Excerpted records.
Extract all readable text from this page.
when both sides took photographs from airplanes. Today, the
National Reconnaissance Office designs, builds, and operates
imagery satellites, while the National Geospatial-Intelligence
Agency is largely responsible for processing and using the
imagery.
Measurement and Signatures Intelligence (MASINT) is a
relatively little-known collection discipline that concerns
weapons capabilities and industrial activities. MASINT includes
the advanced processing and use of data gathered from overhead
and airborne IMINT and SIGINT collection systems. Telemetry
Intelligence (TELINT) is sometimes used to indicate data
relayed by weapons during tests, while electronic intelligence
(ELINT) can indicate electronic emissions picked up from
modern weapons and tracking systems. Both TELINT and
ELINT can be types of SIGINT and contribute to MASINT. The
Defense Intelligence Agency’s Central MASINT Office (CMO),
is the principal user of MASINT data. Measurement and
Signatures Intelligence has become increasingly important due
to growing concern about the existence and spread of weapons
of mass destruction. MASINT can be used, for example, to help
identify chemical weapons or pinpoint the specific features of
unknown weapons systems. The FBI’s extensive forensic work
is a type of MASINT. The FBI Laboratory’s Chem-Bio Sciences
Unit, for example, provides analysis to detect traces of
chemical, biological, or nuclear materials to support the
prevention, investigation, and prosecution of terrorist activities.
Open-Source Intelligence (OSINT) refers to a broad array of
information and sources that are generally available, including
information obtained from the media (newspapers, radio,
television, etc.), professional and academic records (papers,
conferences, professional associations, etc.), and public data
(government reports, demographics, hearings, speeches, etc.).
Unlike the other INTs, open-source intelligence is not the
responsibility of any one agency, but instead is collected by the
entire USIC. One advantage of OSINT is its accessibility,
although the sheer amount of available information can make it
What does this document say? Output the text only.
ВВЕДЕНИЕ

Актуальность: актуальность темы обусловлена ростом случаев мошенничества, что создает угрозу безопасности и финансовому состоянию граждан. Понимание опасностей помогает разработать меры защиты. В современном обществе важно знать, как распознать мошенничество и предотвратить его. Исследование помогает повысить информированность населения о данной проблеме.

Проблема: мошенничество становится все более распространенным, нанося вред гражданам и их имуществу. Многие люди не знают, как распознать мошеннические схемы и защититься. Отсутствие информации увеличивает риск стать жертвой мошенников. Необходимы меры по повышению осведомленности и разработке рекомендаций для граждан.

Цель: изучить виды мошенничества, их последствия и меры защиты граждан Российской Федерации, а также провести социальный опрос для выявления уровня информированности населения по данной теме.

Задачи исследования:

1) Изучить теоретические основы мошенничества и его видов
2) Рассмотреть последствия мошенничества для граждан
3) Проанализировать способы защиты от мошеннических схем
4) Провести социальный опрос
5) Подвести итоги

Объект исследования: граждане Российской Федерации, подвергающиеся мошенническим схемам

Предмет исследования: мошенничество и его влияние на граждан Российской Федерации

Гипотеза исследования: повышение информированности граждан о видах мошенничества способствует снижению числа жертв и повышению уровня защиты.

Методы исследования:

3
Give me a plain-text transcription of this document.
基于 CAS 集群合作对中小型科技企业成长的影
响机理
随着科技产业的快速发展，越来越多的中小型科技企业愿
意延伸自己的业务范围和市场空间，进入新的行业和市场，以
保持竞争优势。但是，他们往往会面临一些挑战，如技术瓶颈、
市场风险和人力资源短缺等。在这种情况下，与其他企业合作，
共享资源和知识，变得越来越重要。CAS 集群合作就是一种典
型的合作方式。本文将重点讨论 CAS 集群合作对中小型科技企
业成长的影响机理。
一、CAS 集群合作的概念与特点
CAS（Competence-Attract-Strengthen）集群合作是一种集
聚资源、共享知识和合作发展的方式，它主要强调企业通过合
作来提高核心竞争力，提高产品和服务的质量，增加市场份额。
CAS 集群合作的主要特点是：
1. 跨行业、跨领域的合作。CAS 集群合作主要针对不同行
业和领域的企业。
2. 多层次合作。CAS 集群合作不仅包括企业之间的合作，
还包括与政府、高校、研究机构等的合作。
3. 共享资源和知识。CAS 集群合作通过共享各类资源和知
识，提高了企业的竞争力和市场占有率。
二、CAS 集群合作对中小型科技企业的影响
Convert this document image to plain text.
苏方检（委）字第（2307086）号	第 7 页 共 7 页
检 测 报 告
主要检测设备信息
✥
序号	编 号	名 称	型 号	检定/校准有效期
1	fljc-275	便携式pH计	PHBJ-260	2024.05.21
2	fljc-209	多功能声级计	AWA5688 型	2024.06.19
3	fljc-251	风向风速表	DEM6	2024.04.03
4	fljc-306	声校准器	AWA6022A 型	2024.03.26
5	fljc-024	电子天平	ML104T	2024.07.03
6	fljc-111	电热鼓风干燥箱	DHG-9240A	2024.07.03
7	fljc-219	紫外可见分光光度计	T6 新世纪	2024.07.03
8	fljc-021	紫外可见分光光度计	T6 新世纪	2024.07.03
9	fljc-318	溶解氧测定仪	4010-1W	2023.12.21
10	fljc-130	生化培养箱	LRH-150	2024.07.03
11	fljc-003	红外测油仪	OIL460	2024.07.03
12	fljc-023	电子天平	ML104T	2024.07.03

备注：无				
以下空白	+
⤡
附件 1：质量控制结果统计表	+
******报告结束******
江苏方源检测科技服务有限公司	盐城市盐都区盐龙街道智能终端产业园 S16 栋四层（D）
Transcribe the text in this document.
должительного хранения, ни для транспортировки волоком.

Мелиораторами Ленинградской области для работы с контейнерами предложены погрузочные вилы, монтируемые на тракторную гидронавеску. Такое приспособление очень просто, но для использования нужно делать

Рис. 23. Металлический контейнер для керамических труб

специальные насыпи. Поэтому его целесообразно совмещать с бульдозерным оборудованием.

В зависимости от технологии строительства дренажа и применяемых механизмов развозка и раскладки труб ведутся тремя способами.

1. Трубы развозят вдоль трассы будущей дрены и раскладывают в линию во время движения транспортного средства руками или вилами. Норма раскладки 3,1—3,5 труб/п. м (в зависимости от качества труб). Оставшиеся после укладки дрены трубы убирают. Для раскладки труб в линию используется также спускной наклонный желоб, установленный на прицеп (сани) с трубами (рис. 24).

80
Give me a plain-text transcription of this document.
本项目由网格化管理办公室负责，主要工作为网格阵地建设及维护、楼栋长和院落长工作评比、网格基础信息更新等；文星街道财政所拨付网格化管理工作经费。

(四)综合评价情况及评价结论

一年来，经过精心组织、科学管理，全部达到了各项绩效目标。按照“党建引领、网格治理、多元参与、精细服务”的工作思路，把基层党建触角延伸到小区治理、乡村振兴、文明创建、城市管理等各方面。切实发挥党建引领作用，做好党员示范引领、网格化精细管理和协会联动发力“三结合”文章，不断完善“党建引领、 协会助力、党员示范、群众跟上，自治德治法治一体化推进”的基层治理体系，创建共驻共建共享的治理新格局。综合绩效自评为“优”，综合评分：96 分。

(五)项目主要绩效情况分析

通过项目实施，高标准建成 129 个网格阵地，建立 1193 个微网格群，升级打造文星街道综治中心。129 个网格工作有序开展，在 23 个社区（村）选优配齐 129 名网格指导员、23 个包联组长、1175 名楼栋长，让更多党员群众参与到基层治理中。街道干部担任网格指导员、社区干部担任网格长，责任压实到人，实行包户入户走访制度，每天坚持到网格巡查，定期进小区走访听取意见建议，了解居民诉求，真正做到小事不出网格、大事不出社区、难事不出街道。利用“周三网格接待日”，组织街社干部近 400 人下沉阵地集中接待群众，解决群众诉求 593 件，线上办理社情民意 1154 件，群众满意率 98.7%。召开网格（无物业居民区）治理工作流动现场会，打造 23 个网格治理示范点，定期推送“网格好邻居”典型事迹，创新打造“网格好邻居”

What is needed. From the preceding material, extract every line exactly.

Response to this exercise.
Extract all readable text from this page.
when both sides took photographs from airplanes. Today, the
National Reconnaissance Office designs, builds, and operates
imagery satellites, while the National Geospatial-Intelligence
Agency is largely responsible for processing and using the
imagery.
Measurement and Signatures Intelligence (MASINT) is a
relatively little-known collection discipline that concerns
weapons capabilities and industrial activities. MASINT includes
the advanced processing and use of data gathered from overhead
and airborne IMINT and SIGINT collection systems. Telemetry
Intelligence (TELINT) is sometimes used to indicate data
relayed by weapons during tests, while electronic intelligence
(ELINT) can indicate electronic emissions picked up from
modern weapons and tracking systems. Both TELINT and
ELINT can be types of SIGINT and contribute to MASINT. The
Defense Intelligence Agency’s Central MASINT Office (CMO),
is the principal user of MASINT data. Measurement and
Signatures Intelligence has become increasingly important due
to growing concern about the existence and spread of weapons
of mass destruction. MASINT can be used, for example, to help
identify chemical weapons or pinpoint the specific features of
unknown weapons systems. The FBI’s extensive forensic work
is a type of MASINT. The FBI Laboratory’s Chem-Bio Sciences
Unit, for example, provides analysis to detect traces of
chemical, biological, or nuclear materials to support the
prevention, investigation, and prosecution of terrorist activities.
Open-Source Intelligence (OSINT) refers to a broad array of
information and sources that are generally available, including
information obtained from the media (newspapers, radio,
television, etc.), professional and academic records (papers,
conferences, professional associations, etc.), and public data
(government reports, demographics, hearings, speeches, etc.).
Unlike the other INTs, open-source intelligence is not the
responsibility of any one agency, but instead is collected by the
entire USIC. One advantage of OSINT is its accessibility,
although the sheer amount of available information can make it
What does this document say? Output the text only.
ВВЕДЕНИЕ

Актуальность: актуальность темы обусловлена ростом случаев мошенничества, что создает угрозу безопасности и финансовому состоянию граждан. Понимание опасностей помогает разработать меры защиты. В современном обществе важно знать, как распознать мошенничество и предотвратить его. Исследование помогает повысить информированность населения о данной проблеме.

Проблема: мошенничество становится все более распространенным, нанося вред гражданам и их имуществу. Многие люди не знают, как распознать мошеннические схемы и защититься. Отсутствие информации увеличивает риск стать жертвой мошенников. Необходимы меры по повышению осведомленности и разработке рекомендаций для граждан.

Цель: изучить виды мошенничества, их последствия и меры защиты граждан Российской Федерации, а также провести социальный опрос для выявления уровня информированности населения по данной теме.

Задачи исследования:

1) Изучить теоретические основы мошенничества и его видов
2) Рассмотреть последствия мошенничества для граждан
3) Проанализировать способы защиты от мошеннических схем
4) Провести социальный опрос
5) Подвести итоги

Объект исследования: граждане Российской Федерации, подвергающиеся мошенническим схемам

Предмет исследования: мошенничество и его влияние на граждан Российской Федерации

Гипотеза исследования: повышение информированности граждан о видах мошенничества способствует снижению числа жертв и повышению уровня защиты.

Методы исследования:

3
Give me a plain-text transcription of this document.
基于 CAS 集群合作对中小型科技企业成长的影
响机理
随着科技产业的快速发展，越来越多的中小型科技企业愿
意延伸自己的业务范围和市场空间，进入新的行业和市场，以
保持竞争优势。但是，他们往往会面临一些挑战，如技术瓶颈、
市场风险和人力资源短缺等。在这种情况下，与其他企业合作，
共享资源和知识，变得越来越重要。CAS 集群合作就是一种典
型的合作方式。本文将重点讨论 CAS 集群合作对中小型科技企
业成长的影响机理。
一、CAS 集群合作的概念与特点
CAS（Competence-Attract-Strengthen）集群合作是一种集
聚资源、共享知识和合作发展的方式，它主要强调企业通过合
作来提高核心竞争力，提高产品和服务的质量，增加市场份额。
CAS 集群合作的主要特点是：
1. 跨行业、跨领域的合作。CAS 集群合作主要针对不同行
业和领域的企业。
2. 多层次合作。CAS 集群合作不仅包括企业之间的合作，
还包括与政府、高校、研究机构等的合作。
3. 共享资源和知识。CAS 集群合作通过共享各类资源和知
识，提高了企业的竞争力和市场占有率。
二、CAS 集群合作对中小型科技企业的影响
Convert this document image to plain text.
苏方检（委）字第（2307086）号	第 7 页 共 7 页
检 测 报 告
主要检测设备信息
✥
序号	编 号	名 称	型 号	检定/校准有效期
1	fljc-275	便携式pH计	PHBJ-260	2024.05.21
2	fljc-209	多功能声级计	AWA5688 型	2024.06.19
3	fljc-251	风向风速表	DEM6	2024.04.03
4	fljc-306	声校准器	AWA6022A 型	2024.03.26
5	fljc-024	电子天平	ML104T	2024.07.03
6	fljc-111	电热鼓风干燥箱	DHG-9240A	2024.07.03
7	fljc-219	紫外可见分光光度计	T6 新世纪	2024.07.03
8	fljc-021	紫外可见分光光度计	T6 新世纪	2024.07.03
9	fljc-318	溶解氧测定仪	4010-1W	2023.12.21
10	fljc-130	生化培养箱	LRH-150	2024.07.03
11	fljc-003	红外测油仪	OIL460	2024.07.03
12	fljc-023	电子天平	ML104T	2024.07.03

备注：无				
以下空白	+
⤡
附件 1：质量控制结果统计表	+
******报告结束******
江苏方源检测科技服务有限公司	盐城市盐都区盐龙街道智能终端产业园 S16 栋四层（D）
Transcribe the text in this document.
должительного хранения, ни для транспортировки волоком.

Мелиораторами Ленинградской области для работы с контейнерами предложены погрузочные вилы, монтируемые на тракторную гидронавеску. Такое приспособление очень просто, но для использования нужно делать

Рис. 23. Металлический контейнер для керамических труб

специальные насыпи. Поэтому его целесообразно совмещать с бульдозерным оборудованием.

В зависимости от технологии строительства дренажа и применяемых механизмов развозка и раскладки труб ведутся тремя способами.

1. Трубы развозят вдоль трассы будущей дрены и раскладывают в линию во время движения транспортного средства руками или вилами. Норма раскладки 3,1—3,5 труб/п. м (в зависимости от качества труб). Оставшиеся после укладки дрены трубы убирают. Для раскладки труб в линию используется также спускной наклонный желоб, установленный на прицеп (сани) с трубами (рис. 24).

80
Give me a plain-text transcription of this document.
本项目由网格化管理办公室负责，主要工作为网格阵地建设及维护、楼栋长和院落长工作评比、网格基础信息更新等；文星街道财政所拨付网格化管理工作经费。

(四)综合评价情况及评价结论

一年来，经过精心组织、科学管理，全部达到了各项绩效目标。按照“党建引领、网格治理、多元参与、精细服务”的工作思路，把基层党建触角延伸到小区治理、乡村振兴、文明创建、城市管理等各方面。切实发挥党建引领作用，做好党员示范引领、网格化精细管理和协会联动发力“三结合”文章，不断完善“党建引领、 协会助力、党员示范、群众跟上，自治德治法治一体化推进”的基层治理体系，创建共驻共建共享的治理新格局。综合绩效自评为“优”，综合评分：96 分。

(五)项目主要绩效情况分析

通过项目实施，高标准建成 129 个网格阵地，建立 1193 个微网格群，升级打造文星街道综治中心。129 个网格工作有序开展，在 23 个社区（村）选优配齐 129 名网格指导员、23 个包联组长、1175 名楼栋长，让更多党员群众参与到基层治理中。街道干部担任网格指导员、社区干部担任网格长，责任压实到人，实行包户入户走访制度，每天坚持到网格巡查，定期进小区走访听取意见建议，了解居民诉求，真正做到小事不出网格、大事不出社区、难事不出街道。利用“周三网格接待日”，组织街社干部近 400 人下沉阵地集中接待群众，解决群众诉求 593 件，线上办理社情民意 1154 件，群众满意率 98.7%。召开网格（无物业居民区）治理工作流动现场会，打造 23 个网格治理示范点，定期推送“网格好邻居”典型事迹，创新打造“网格好邻居”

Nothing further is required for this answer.